Records provided |
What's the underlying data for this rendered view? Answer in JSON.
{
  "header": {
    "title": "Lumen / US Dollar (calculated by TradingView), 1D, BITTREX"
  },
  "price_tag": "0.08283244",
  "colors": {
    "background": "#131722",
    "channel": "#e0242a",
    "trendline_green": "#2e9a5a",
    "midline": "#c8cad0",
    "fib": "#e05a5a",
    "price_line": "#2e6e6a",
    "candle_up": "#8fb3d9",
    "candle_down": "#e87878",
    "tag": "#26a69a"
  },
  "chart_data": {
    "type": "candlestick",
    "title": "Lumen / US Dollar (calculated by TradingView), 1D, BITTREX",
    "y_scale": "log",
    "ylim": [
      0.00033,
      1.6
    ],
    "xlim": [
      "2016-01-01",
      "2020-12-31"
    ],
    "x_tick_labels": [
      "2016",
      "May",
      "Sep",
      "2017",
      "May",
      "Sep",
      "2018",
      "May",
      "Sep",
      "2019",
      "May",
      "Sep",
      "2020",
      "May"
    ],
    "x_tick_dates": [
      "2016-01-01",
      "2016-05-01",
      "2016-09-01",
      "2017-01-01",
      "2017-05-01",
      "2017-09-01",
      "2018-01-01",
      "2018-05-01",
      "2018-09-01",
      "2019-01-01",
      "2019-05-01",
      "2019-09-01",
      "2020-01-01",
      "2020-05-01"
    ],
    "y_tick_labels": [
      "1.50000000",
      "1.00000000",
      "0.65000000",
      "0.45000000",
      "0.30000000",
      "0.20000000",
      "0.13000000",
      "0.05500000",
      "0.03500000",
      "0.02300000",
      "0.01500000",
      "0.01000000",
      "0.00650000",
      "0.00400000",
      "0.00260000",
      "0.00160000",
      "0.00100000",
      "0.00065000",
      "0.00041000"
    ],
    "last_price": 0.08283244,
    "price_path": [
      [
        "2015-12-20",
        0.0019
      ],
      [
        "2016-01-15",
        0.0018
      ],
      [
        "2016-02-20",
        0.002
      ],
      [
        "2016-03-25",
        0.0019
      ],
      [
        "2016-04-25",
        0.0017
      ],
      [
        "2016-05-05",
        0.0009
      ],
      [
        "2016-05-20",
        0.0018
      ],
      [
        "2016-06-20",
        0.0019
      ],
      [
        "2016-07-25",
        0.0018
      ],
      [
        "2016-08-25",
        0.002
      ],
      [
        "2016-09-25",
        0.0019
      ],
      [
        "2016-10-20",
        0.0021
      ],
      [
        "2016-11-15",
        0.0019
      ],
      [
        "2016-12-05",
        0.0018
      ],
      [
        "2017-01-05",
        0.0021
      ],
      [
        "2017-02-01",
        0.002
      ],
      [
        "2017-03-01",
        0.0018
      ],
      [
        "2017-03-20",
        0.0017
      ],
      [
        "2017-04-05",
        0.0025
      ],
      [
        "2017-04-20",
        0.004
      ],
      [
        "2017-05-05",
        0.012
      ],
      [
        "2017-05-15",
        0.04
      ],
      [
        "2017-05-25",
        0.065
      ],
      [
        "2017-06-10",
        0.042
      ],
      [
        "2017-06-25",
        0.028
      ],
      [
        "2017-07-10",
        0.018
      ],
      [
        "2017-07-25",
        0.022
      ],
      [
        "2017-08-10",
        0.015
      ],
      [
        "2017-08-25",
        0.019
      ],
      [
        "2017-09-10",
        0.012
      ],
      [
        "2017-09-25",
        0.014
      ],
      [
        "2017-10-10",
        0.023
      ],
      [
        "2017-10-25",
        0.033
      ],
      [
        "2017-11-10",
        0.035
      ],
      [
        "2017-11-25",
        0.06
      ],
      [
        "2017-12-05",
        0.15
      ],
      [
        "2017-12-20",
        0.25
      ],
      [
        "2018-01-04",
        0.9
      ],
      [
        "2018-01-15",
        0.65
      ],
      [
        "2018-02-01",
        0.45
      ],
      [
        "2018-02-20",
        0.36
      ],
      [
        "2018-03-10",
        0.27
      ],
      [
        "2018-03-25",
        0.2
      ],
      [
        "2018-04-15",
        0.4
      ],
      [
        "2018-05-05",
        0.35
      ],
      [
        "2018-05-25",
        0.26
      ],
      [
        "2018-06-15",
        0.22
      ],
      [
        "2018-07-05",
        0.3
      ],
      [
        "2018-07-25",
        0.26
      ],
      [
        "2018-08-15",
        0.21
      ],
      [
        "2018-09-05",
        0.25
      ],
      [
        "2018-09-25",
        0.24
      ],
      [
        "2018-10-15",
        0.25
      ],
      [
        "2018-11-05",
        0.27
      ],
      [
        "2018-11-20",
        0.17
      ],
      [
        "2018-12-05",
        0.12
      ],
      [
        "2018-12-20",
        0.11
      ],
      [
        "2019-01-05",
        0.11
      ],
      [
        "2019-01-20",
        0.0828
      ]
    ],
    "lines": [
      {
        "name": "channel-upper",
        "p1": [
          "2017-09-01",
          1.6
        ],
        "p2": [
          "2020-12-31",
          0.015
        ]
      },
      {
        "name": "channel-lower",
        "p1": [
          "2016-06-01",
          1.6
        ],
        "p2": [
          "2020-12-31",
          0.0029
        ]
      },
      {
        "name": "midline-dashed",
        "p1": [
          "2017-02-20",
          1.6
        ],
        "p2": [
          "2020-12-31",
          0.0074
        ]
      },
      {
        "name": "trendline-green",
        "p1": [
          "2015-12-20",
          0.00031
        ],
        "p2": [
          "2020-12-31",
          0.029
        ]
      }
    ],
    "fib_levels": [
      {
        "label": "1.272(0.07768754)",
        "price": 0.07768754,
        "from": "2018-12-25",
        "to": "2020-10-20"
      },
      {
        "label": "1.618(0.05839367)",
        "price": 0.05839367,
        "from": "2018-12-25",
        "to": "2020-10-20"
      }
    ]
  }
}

Written problem | From the records above, extract every entry verbatim.

Task answer |
What's the underlying data for this rendered view? Answer in JSON.
{
  "header": {
    "title": "Lumen / US Dollar (calculated by TradingView), 1D, BITTREX"
  },
  "price_tag": "0.08283244",
  "colors": {
    "background": "#131722",
    "channel": "#e0242a",
    "trendline_green": "#2e9a5a",
    "midline": "#c8cad0",
    "fib": "#e05a5a",
    "price_line": "#2e6e6a",
    "candle_up": "#8fb3d9",
    "candle_down": "#e87878",
    "tag": "#26a69a"
  },
  "chart_data": {
    "type": "candlestick",
    "title": "Lumen / US Dollar (calculated by TradingView), 1D, BITTREX",
    "y_scale": "log",
    "ylim": [
      0.00033,
      1.6
    ],
    "xlim": [
      "2016-01-01",
      "2020-12-31"
    ],
    "x_tick_labels": [
      "2016",
      "May",
      "Sep",
      "2017",
      "May",
      "Sep",
      "2018",
      "May",
      "Sep",
      "2019",
      "May",
      "Sep",
      "2020",
      "May"
    ],
    "x_tick_dates": [
      "2016-01-01",
      "2016-05-01",
      "2016-09-01",
      "2017-01-01",
      "2017-05-01",
      "2017-09-01",
      "2018-01-01",
      "2018-05-01",
      "2018-09-01",
      "2019-01-01",
      "2019-05-01",
      "2019-09-01",
      "2020-01-01",
      "2020-05-01"
    ],
    "y_tick_labels": [
      "1.50000000",
      "1.00000000",
      "0.65000000",
      "0.45000000",
      "0.30000000",
      "0.20000000",
      "0.13000000",
      "0.05500000",
      "0.03500000",
      "0.02300000",
      "0.01500000",
      "0.01000000",
      "0.00650000",
      "0.00400000",
      "0.00260000",
      "0.00160000",
      "0.00100000",
      "0.00065000",
      "0.00041000"
    ],
    "last_price": 0.08283244,
    "price_path": [
      [
        "2015-12-20",
        0.0019
      ],
      [
        "2016-01-15",
        0.0018
      ],
      [
        "2016-02-20",
        0.002
      ],
      [
        "2016-03-25",
        0.0019
      ],
      [
        "2016-04-25",
        0.0017
      ],
      [
        "2016-05-05",
        0.0009
      ],
      [
        "2016-05-20",
        0.0018
      ],
      [
        "2016-06-20",
        0.0019
      ],
      [
        "2016-07-25",
        0.0018
      ],
      [
        "2016-08-25",
        0.002
      ],
      [
        "2016-09-25",
        0.0019
      ],
      [
        "2016-10-20",
        0.0021
      ],
      [
        "2016-11-15",
        0.0019
      ],
      [
        "2016-12-05",
        0.0018
      ],
      [
        "2017-01-05",
        0.0021
      ],
      [
        "2017-02-01",
        0.002
      ],
      [
        "2017-03-01",
        0.0018
      ],
      [
        "2017-03-20",
        0.0017
      ],
      [
        "2017-04-05",
        0.0025
      ],
      [
        "2017-04-20",
        0.004
      ],
      [
        "2017-05-05",
        0.012
      ],
      [
        "2017-05-15",
        0.04
      ],
      [
        "2017-05-25",
        0.065
      ],
      [
        "2017-06-10",
        0.042
      ],
      [
        "2017-06-25",
        0.028
      ],
      [
        "2017-07-10",
        0.018
      ],
      [
        "2017-07-25",
        0.022
      ],
      [
        "2017-08-10",
        0.015
      ],
      [
        "2017-08-25",
        0.019
      ],
      [
        "2017-09-10",
        0.012
      ],
      [
        "2017-09-25",
        0.014
      ],
      [
        "2017-10-10",
        0.023
      ],
      [
        "2017-10-25",
        0.033
      ],
      [
        "2017-11-10",
        0.035
      ],
      [
        "2017-11-25",
        0.06
      ],
      [
        "2017-12-05",
        0.15
      ],
      [
        "2017-12-20",
        0.25
      ],
      [
        "2018-01-04",
        0.9
      ],
      [
        "2018-01-15",
        0.65
      ],
      [
        "2018-02-01",
        0.45
      ],
      [
        "2018-02-20",
        0.36
      ],
      [
        "2018-03-10",
        0.27
      ],
      [
        "2018-03-25",
        0.2
      ],
      [
        "2018-04-15",
        0.4
      ],
      [
        "2018-05-05",
        0.35
      ],
      [
        "2018-05-25",
        0.26
      ],
      [
        "2018-06-15",
        0.22
      ],
      [
        "2018-07-05",
        0.3
      ],
      [
        "2018-07-25",
        0.26
      ],
      [
        "2018-08-15",
        0.21
      ],
      [
        "2018-09-05",
        0.25
      ],
      [
        "2018-09-25",
        0.24
      ],
      [
        "2018-10-15",
        0.25
      ],
      [
        "2018-11-05",
        0.27
      ],
      [
        "2018-11-20",
        0.17
      ],
      [
        "2018-12-05",
        0.12
      ],
      [
        "2018-12-20",
        0.11
      ],
      [
        "2019-01-05",
        0.11
      ],
      [
        "2019-01-20",
        0.0828
      ]
    ],
    "lines": [
      {
        "name": "channel-upper",
        "p1": [
          "2017-09-01",
          1.6
        ],
        "p2": [
          "2020-12-31",
          0.015
        ]
      },
      {
        "name": "channel-lower",
        "p1": [
          "2016-06-01",
          1.6
        ],
        "p2": [
          "2020-12-31",
          0.0029
        ]
      },
      {
        "name": "midline-dashed",
        "p1": [
          "2017-02-20",
          1.6
        ],
        "p2": [
          "2020-12-31",
          0.0074
        ]
      },
      {
        "name": "trendline-green",
        "p1": [
          "2015-12-20",
          0.00031
        ],
        "p2": [
          "2020-12-31",
          0.029
        ]
      }
    ],
    "fib_levels": [
      {
        "label": "1.272(0.07768754)",
        "price": 0.07768754,
        "from": "2018-12-25",
        "to": "2020-10-20"
      },
      {
        "label": "1.618(0.05839367)",
        "price": 0.05839367,
        "from": "2018-12-25",
        "to": "2020-10-20"
      }
    ]
  }
}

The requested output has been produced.